AIM OF THE TASK:
Copy out every record below exactly as written, but leave out any pictures.

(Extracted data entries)
----------------

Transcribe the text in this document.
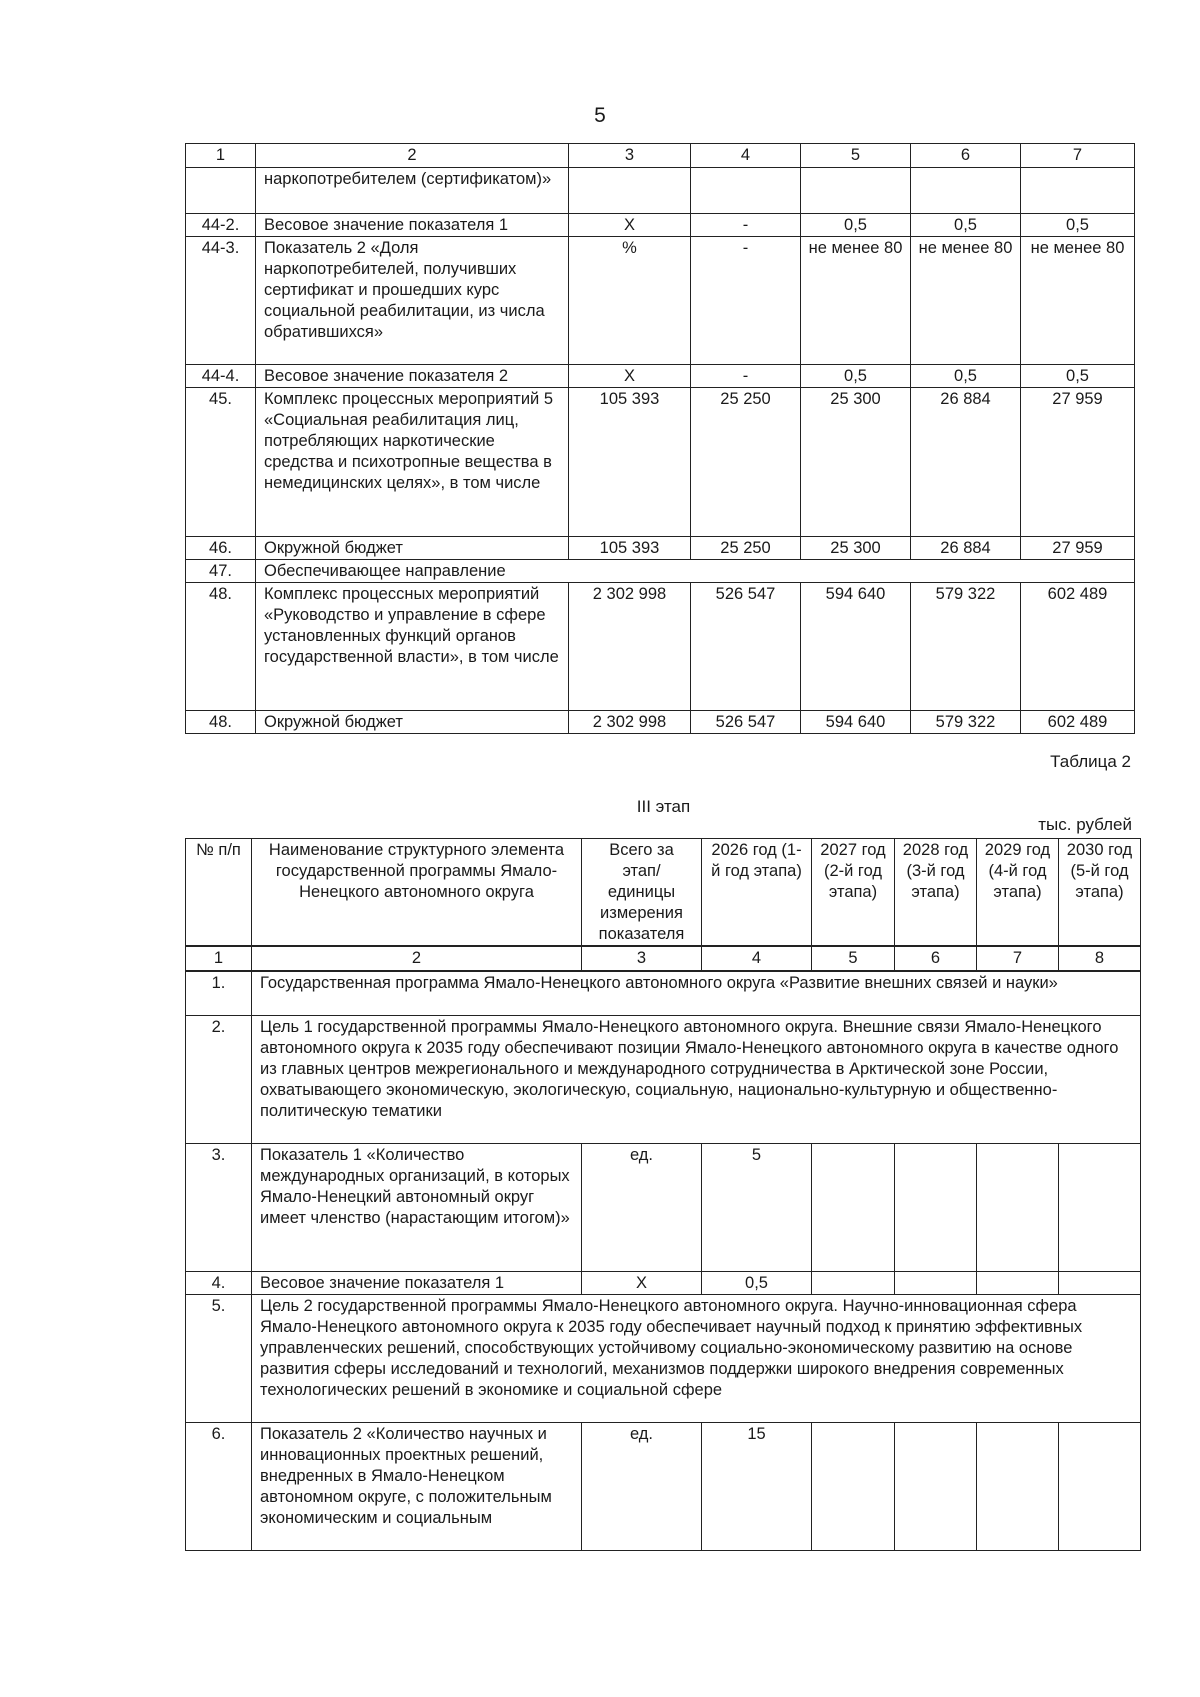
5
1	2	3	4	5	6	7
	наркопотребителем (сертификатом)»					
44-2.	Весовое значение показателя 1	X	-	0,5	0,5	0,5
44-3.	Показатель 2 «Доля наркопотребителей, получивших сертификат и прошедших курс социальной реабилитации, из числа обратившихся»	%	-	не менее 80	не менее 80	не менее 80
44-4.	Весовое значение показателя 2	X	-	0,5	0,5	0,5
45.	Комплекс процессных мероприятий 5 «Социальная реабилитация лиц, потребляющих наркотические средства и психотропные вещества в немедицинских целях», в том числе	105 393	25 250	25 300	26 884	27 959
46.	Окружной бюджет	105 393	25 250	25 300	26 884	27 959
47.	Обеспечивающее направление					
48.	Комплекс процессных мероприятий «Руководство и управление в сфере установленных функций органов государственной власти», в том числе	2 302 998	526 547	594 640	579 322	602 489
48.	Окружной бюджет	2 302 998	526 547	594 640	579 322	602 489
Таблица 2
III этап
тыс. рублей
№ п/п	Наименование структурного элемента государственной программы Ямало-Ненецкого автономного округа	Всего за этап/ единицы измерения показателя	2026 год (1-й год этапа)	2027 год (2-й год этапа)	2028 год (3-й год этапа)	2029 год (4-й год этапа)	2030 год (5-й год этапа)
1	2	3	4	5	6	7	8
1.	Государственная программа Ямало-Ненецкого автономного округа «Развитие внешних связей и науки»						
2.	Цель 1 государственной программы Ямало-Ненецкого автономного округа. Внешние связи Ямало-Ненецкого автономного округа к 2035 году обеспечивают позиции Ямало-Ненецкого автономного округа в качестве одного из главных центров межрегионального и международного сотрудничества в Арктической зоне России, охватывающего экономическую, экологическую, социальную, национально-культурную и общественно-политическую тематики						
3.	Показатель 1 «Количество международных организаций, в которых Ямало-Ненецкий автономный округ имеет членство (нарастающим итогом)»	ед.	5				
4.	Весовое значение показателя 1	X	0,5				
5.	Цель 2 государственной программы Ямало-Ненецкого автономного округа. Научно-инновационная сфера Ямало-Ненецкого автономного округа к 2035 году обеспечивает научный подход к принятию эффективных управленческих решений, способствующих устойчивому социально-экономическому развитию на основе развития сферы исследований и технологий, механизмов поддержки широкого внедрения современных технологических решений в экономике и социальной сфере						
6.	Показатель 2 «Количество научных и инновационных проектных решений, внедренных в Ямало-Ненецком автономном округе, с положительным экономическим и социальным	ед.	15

----------------

TASK ANSWER:
Transcribe the text in this document.
5
1	2	3	4	5	6	7
	наркопотребителем (сертификатом)»					
44-2.	Весовое значение показателя 1	X	-	0,5	0,5	0,5
44-3.	Показатель 2 «Доля наркопотребителей, получивших сертификат и прошедших курс социальной реабилитации, из числа обратившихся»	%	-	не менее 80	не менее 80	не менее 80
44-4.	Весовое значение показателя 2	X	-	0,5	0,5	0,5
45.	Комплекс процессных мероприятий 5 «Социальная реабилитация лиц, потребляющих наркотические средства и психотропные вещества в немедицинских целях», в том числе	105 393	25 250	25 300	26 884	27 959
46.	Окружной бюджет	105 393	25 250	25 300	26 884	27 959
47.	Обеспечивающее направление					
48.	Комплекс процессных мероприятий «Руководство и управление в сфере установленных функций органов государственной власти», в том числе	2 302 998	526 547	594 640	579 322	602 489
48.	Окружной бюджет	2 302 998	526 547	594 640	579 322	602 489
Таблица 2
III этап
тыс. рублей
№ п/п	Наименование структурного элемента государственной программы Ямало-Ненецкого автономного округа	Всего за этап/ единицы измерения показателя	2026 год (1-й год этапа)	2027 год (2-й год этапа)	2028 год (3-й год этапа)	2029 год (4-й год этапа)	2030 год (5-й год этапа)
1	2	3	4	5	6	7	8
1.	Государственная программа Ямало-Ненецкого автономного округа «Развитие внешних связей и науки»						
2.	Цель 1 государственной программы Ямало-Ненецкого автономного округа. Внешние связи Ямало-Ненецкого автономного округа к 2035 году обеспечивают позиции Ямало-Ненецкого автономного округа в качестве одного из главных центров межрегионального и международного сотрудничества в Арктической зоне России, охватывающего экономическую, экологическую, социальную, национально-культурную и общественно-политическую тематики						
3.	Показатель 1 «Количество международных организаций, в которых Ямало-Ненецкий автономный округ имеет членство (нарастающим итогом)»	ед.	5				
4.	Весовое значение показателя 1	X	0,5				
5.	Цель 2 государственной программы Ямало-Ненецкого автономного округа. Научно-инновационная сфера Ямало-Ненецкого автономного округа к 2035 году обеспечивает научный подход к принятию эффективных управленческих решений, способствующих устойчивому социально-экономическому развитию на основе развития сферы исследований и технологий, механизмов поддержки широкого внедрения современных технологических решений в экономике и социальной сфере						
6.	Показатель 2 «Количество научных и инновационных проектных решений, внедренных в Ямало-Ненецком автономном округе, с положительным экономическим и социальным	ед.	15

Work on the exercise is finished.